* _YOUR GOAL_: Duplicate every row from the line that contains "series-label: (b) [358, 481, 382, 503]" down to the line that contains "series-label: (d) [480, 481, 504, 503]", including both of those lines.

* _DATASET RECORDS_:
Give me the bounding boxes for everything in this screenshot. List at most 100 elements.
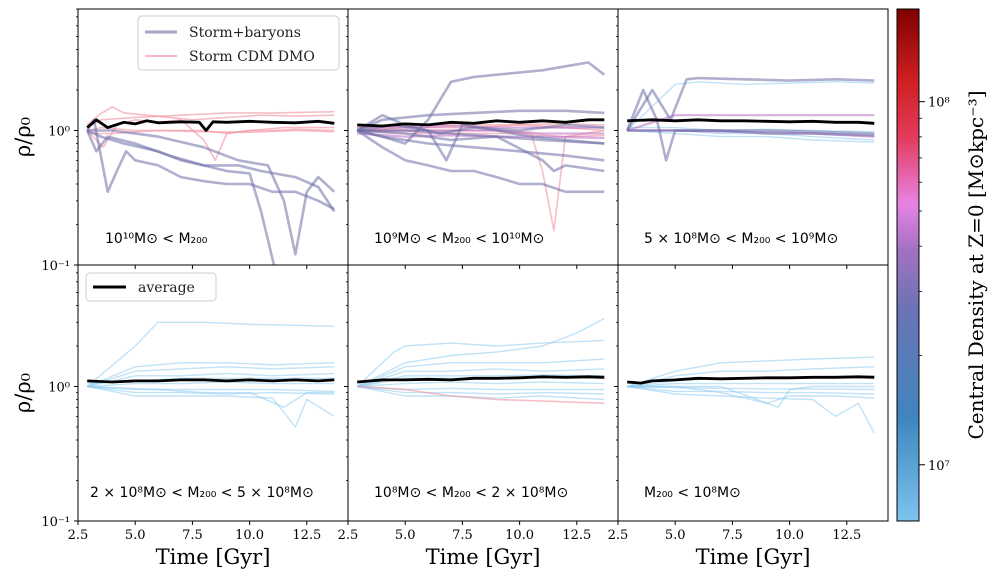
x-tick-label: 10.0	[235, 528, 264, 543]
p2-baryons-line-5	[357, 129, 605, 173]
p2-dmo-line-0	[357, 129, 605, 232]
panel-2-lines	[356, 61, 606, 232]
legend-bottom-box	[85, 272, 217, 302]
p3-blue-line-3	[626, 81, 875, 132]
panel-4-annotation: 2 × 10⁸M⊙ < M₂₀₀ < 5 × 10⁸M⊙	[90, 485, 314, 501]
p1-baryons-line-1	[86, 129, 276, 265]
p1-average-line	[86, 118, 335, 132]
x-axis-label-1: Time [Gyr]	[156, 545, 271, 569]
p2-baryons-line-4	[357, 123, 605, 162]
x-axis-label-2: Time [Gyr]	[426, 545, 541, 569]
p6-blue-line-5	[627, 385, 875, 395]
p2-baryons-line-0	[356, 61, 606, 145]
panel-6: M₂₀₀ < 10⁸M⊙	[617, 264, 889, 522]
y-tick-label: 10⁰	[48, 124, 70, 139]
p5-blue-line-5	[357, 381, 605, 388]
axis-ticks: 10⁻¹ 10⁰ 2.5 5.0 7.5 10.0 12.5 10⁻¹ 10⁰ 2.5 5.0 7.5…	[41, 8, 861, 543]
colorbar-tick-label: 10⁸	[928, 96, 950, 111]
p3-average-line	[627, 118, 875, 125]
p6-blue-line-1	[627, 366, 875, 388]
p4-blue-line-8	[87, 385, 335, 408]
x-tick-label: 12.5	[562, 528, 591, 543]
x-tick-label: 5.0	[665, 528, 686, 543]
panel-1-annotation: 10¹⁰M⊙ < M₂₀₀	[105, 231, 208, 247]
legend-dmo-label: Storm CDM DMO	[189, 49, 315, 65]
legend-baryons-label: Storm+baryons	[189, 25, 301, 41]
panel-6-lines	[626, 356, 875, 434]
p3-mid-line-1	[626, 114, 875, 132]
x-tick-label: 2.5	[608, 528, 629, 543]
p4-blue-line-4	[87, 381, 335, 388]
p4-blue-line-1	[86, 362, 335, 388]
x-tick-label: 12.5	[832, 528, 861, 543]
p5-dmo-line-0	[357, 385, 605, 405]
panel-4: 2 × 10⁸M⊙ < M₂₀₀ < 5 × 10⁸M⊙	[77, 264, 349, 522]
p4-blue-line-5	[87, 385, 335, 393]
y-axis-label-bottom: ρ/ρ₀	[11, 373, 35, 413]
p4-blue-line-2	[86, 366, 335, 388]
p6-blue-line-3	[627, 382, 875, 388]
x-tick-label: 5.0	[395, 528, 416, 543]
p2-baryons-line-1	[356, 109, 605, 132]
p5-average-line	[357, 375, 605, 384]
p3-baryons-line-1	[625, 88, 875, 162]
colorbar-label: Central Density at Z=0 [M⊙kpc⁻³]	[964, 91, 988, 440]
x-tick-label: 7.5	[182, 528, 203, 543]
x-tick-label: 7.5	[452, 528, 473, 543]
panel-1-lines	[86, 106, 336, 265]
p5-blue-line-3	[356, 368, 605, 388]
y-tick-label: 10⁻¹	[41, 259, 70, 274]
p4-average-line	[87, 378, 335, 384]
y-axis-label-top: ρ/ρ₀	[11, 117, 35, 157]
p4-blue-line-0	[86, 321, 335, 388]
p2-baryons-line-3	[356, 129, 605, 162]
colorbar: 10⁷ 10⁸ Central Density at Z=0 [M⊙kpc⁻³]	[896, 8, 988, 522]
p6-blue-line-4	[627, 385, 875, 391]
legend-top: Storm+baryons Storm CDM DMO	[137, 15, 340, 71]
colorbar-ticks: 10⁷ 10⁸	[919, 96, 950, 474]
p4-blue-line-7	[87, 385, 335, 428]
x-tick-label: 2.5	[338, 528, 359, 543]
p5-blue-line-2	[356, 358, 605, 388]
x-tick-label: 10.0	[775, 528, 804, 543]
colorbar-tick-label: 10⁷	[928, 459, 950, 474]
p1-baryons-line-3	[86, 129, 336, 213]
panel-5: 10⁸M⊙ < M₂₀₀ < 2 × 10⁸M⊙	[347, 264, 619, 522]
p5-blue-line-1	[356, 339, 605, 388]
p1-baryons-line-0	[86, 118, 335, 211]
legend-top-box	[137, 15, 340, 71]
p4-blue-line-3	[87, 372, 335, 388]
p3-baryons-line-2	[627, 129, 875, 135]
p6-average-line	[627, 375, 875, 385]
p6-blue-line-8	[627, 385, 875, 404]
x-tick-label: 10.0	[505, 528, 534, 543]
legend-average-label: average	[138, 280, 195, 296]
p6-blue-line-6	[627, 385, 875, 434]
panel-3-annotation: 5 × 10⁸M⊙ < M₂₀₀ < 10⁹M⊙	[644, 231, 838, 247]
p3-baryons-line-0	[626, 76, 875, 132]
x-tick-label: 5.0	[125, 528, 146, 543]
panel-2-annotation: 10⁹M⊙ < M₂₀₀ < 10¹⁰M⊙	[374, 231, 544, 247]
p2-baryons-line-6	[356, 113, 605, 135]
colorbar-gradient	[896, 8, 920, 522]
panel-2: 10⁹M⊙ < M₂₀₀ < 10¹⁰M⊙	[347, 8, 619, 266]
p5-blue-line-4	[357, 374, 605, 388]
y-tick-label: 10⁰	[48, 380, 70, 395]
y-tick-label: 10⁻¹	[41, 515, 70, 530]
x-tick-label: 2.5	[68, 528, 89, 543]
panel-4-lines	[86, 321, 335, 428]
legend-bottom: average	[85, 272, 217, 302]
p6-blue-line-0	[626, 356, 875, 388]
p1-dmo-line-2	[86, 119, 335, 162]
panel-3: 5 × 10⁸M⊙ < M₂₀₀ < 10⁹M⊙	[617, 8, 889, 266]
x-tick-label: 7.5	[722, 528, 743, 543]
p2-average-line	[357, 118, 605, 128]
p1-dmo-line-3	[87, 129, 335, 135]
panel-5-lines	[356, 317, 605, 405]
p5-blue-line-0	[356, 317, 605, 388]
p1-dmo-line-1	[86, 106, 335, 126]
p2-baryons-line-7	[357, 129, 605, 145]
x-tick-label: 12.5	[292, 528, 321, 543]
p5-blue-line-7	[357, 385, 605, 395]
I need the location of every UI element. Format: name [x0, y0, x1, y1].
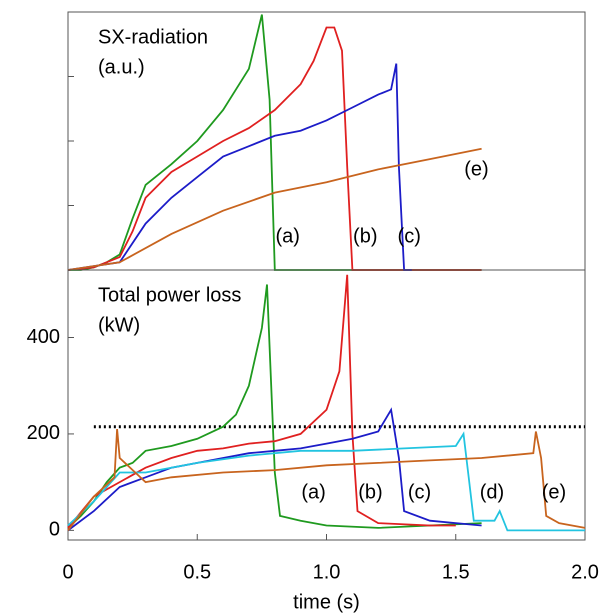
series-label: (b) [358, 481, 382, 503]
series-label: (c) [398, 225, 421, 247]
x-tick-label: 0 [62, 561, 73, 583]
series-line [67, 431, 585, 532]
series-line [67, 429, 586, 531]
y-tick-label: 0 [49, 519, 60, 541]
series-line [67, 407, 482, 532]
series-label: (a) [275, 225, 299, 247]
plot-frame [67, 269, 586, 541]
series-label: (d) [480, 481, 504, 503]
series-label: (b) [353, 225, 377, 247]
series-line [67, 274, 456, 529]
x-tick-label: 2.0 [571, 561, 599, 583]
y-tick-label: 200 [27, 422, 60, 444]
series-line [67, 284, 482, 529]
series-line [67, 147, 482, 271]
panel-title: (kW) [98, 314, 140, 336]
plot-frame [67, 11, 586, 271]
panel-title: SX-radiation [98, 26, 208, 48]
series-label: (c) [408, 481, 431, 503]
y-tick-label: 400 [27, 326, 60, 348]
series-label: (e) [542, 481, 566, 503]
x-tick-label: 1.0 [313, 561, 341, 583]
panel-title: Total power loss [98, 284, 241, 306]
series-line [67, 63, 412, 271]
x-tick-label: 1.5 [442, 561, 470, 583]
x-axis-label: time (s) [293, 591, 360, 613]
x-tick-label: 0.5 [183, 561, 211, 583]
series-line [67, 26, 482, 271]
series-label: (e) [464, 158, 488, 180]
panel-title: (a.u.) [98, 56, 145, 78]
series-label: (a) [301, 481, 325, 503]
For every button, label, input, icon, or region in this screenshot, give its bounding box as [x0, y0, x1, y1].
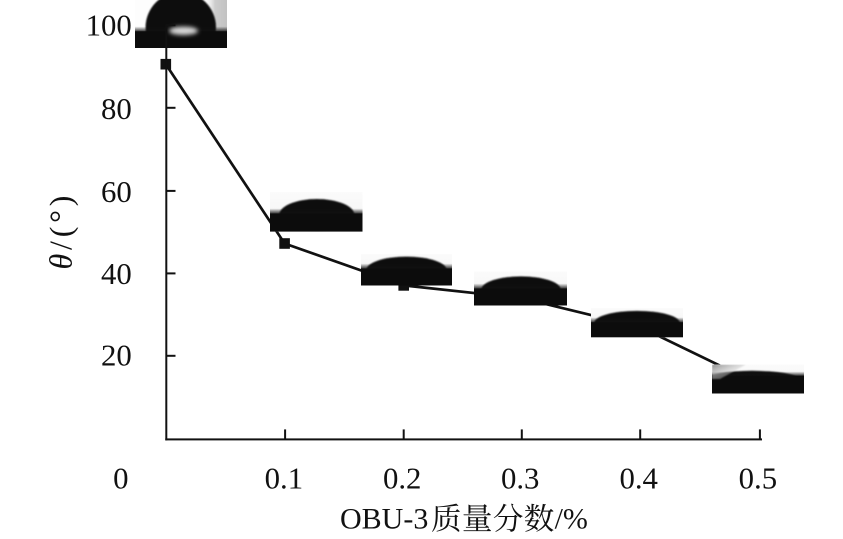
- svg-text:0.1: 0.1: [265, 462, 304, 496]
- svg-text:60: 60: [101, 175, 132, 209]
- svg-text:100: 100: [86, 9, 132, 43]
- svg-text:80: 80: [101, 92, 132, 126]
- svg-text:20: 20: [101, 339, 132, 373]
- svg-text:0.2: 0.2: [383, 462, 422, 496]
- svg-text:0.5: 0.5: [739, 462, 778, 496]
- svg-text:/%: /%: [555, 503, 588, 536]
- svg-text:OBU-3: OBU-3: [340, 503, 428, 536]
- svg-text:0.4: 0.4: [619, 462, 658, 496]
- svg-text:0.3: 0.3: [501, 462, 540, 496]
- svg-text:θ/(°): θ/(°): [43, 192, 79, 270]
- svg-text:40: 40: [101, 257, 132, 291]
- svg-text:0: 0: [113, 462, 128, 496]
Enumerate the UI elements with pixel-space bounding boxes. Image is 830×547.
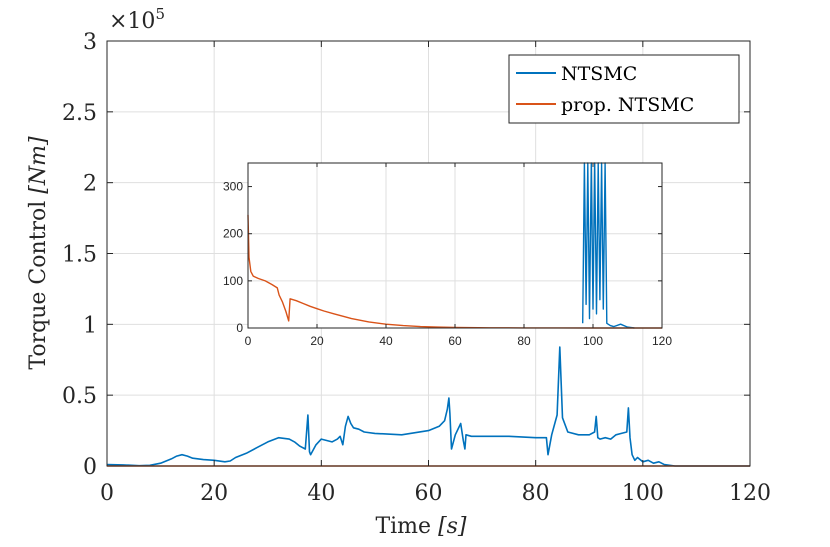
legend-label-prop-ntsmc: prop. NTSMC [561,94,694,116]
inset-axes: 0 20 40 60 80 100 120 0 100 200 300 [223,162,672,348]
y-multiplier-base: ×10 [109,9,155,34]
main-x-tick-label: 120 [729,481,771,506]
main-y-tick-label: 3 [83,30,97,55]
main-y-tick-label: 2.5 [62,101,97,126]
main-tick-labels: 0 20 40 60 80 100 120 0 0.5 1 1.5 2 2.5 3 [62,30,771,506]
legend: NTSMC prop. NTSMC [508,54,740,124]
inset-x-tick-label: 100 [583,334,603,348]
main-y-tick-label: 0 [83,455,97,480]
inset-x-tick-label: 20 [310,334,324,348]
inset-tick-labels: 0 20 40 60 80 100 120 0 100 200 300 [223,180,672,348]
main-y-tick-label: 1.5 [62,243,97,268]
main-x-tick-label: 0 [100,481,114,506]
main-y-tick-label: 1 [83,313,97,338]
main-x-tick-label: 80 [522,481,550,506]
main-x-tick-label: 20 [200,481,228,506]
y-multiplier-exponent: 5 [155,5,165,23]
inset-x-tick-label: 120 [652,334,672,348]
legend-box [508,54,740,124]
inset-x-tick-label: 40 [379,334,393,348]
inset-x-tick-label: 80 [517,334,531,348]
x-axis-label: Time [s] [375,514,466,539]
x-axis-label-text: Time [375,514,438,539]
main-ticks [106,40,751,467]
legend-label-ntsmc: NTSMC [561,63,637,85]
inset-y-tick-label: 300 [223,180,243,194]
main-y-tick-label: 2 [83,172,97,197]
inset-grid [248,163,662,328]
inset-y-tick-label: 0 [236,321,243,335]
main-y-tick-label: 0.5 [62,384,97,409]
inset-y-tick-label: 200 [223,227,243,241]
main-series-line-ntsmc [106,346,750,467]
x-axis-label-unit: [s] [438,514,467,539]
y-axis-label-text: Torque Control [26,194,51,370]
main-x-tick-label: 100 [622,481,664,506]
y-axis-label: Torque Control [Nm] [26,136,51,370]
inset-x-tick-label: 0 [245,334,252,348]
y-axis-label-unit: [Nm] [26,136,51,194]
inset-series-line-ntsmc [582,162,635,329]
main-x-tick-label: 40 [307,481,335,506]
inset-x-tick-label: 60 [448,334,462,348]
main-x-tick-label: 60 [415,481,443,506]
y-multiplier: ×105 [109,5,165,34]
inset-ticks [247,163,663,329]
inset-y-tick-label: 100 [223,274,243,288]
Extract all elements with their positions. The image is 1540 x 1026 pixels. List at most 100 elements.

* _IN RESPONSE_:
series-label: (b) [358, 481, 382, 503]
series-label: (c) [398, 225, 421, 247]
x-tick-label: 0 [62, 561, 73, 583]
series-line [67, 431, 585, 532]
series-line [67, 429, 586, 531]
y-tick-label: 0 [49, 519, 60, 541]
series-line [67, 407, 482, 532]
series-label: (a) [275, 225, 299, 247]
plot-frame [67, 269, 586, 541]
series-label: (d) [480, 481, 504, 503]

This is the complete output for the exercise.